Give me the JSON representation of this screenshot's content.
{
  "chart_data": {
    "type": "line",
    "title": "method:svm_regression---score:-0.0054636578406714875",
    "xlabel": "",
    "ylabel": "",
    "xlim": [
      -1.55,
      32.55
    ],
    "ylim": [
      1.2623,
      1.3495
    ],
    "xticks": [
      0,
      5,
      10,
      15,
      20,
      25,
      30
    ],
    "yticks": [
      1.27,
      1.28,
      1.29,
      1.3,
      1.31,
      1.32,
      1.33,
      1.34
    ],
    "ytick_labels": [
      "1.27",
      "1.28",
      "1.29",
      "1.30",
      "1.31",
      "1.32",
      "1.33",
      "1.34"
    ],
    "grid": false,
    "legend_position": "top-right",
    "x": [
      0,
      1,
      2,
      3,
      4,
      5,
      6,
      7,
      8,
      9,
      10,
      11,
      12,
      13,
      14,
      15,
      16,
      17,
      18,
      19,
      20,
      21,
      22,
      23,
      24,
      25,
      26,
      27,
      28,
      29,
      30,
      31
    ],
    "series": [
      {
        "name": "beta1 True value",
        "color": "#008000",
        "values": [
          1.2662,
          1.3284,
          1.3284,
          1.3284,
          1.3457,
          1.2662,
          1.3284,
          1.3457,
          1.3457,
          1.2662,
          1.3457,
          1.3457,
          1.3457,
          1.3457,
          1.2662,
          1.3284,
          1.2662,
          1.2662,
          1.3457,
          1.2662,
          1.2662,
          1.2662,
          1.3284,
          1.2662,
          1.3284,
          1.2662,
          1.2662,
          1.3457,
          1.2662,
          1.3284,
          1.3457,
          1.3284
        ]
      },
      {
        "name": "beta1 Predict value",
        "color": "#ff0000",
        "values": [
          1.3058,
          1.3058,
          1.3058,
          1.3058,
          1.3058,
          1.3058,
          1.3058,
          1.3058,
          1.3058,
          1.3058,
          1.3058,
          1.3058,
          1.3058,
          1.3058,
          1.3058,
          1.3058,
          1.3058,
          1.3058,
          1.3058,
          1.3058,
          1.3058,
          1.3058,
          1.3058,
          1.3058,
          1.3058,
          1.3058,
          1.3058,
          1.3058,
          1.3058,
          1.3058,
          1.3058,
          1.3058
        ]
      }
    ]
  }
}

→ **Instruction**
Pull every line containing the word "name" out of the entries above.

→ **Response**
        "name": "beta1 True value",
        "name": "beta1 Predict value",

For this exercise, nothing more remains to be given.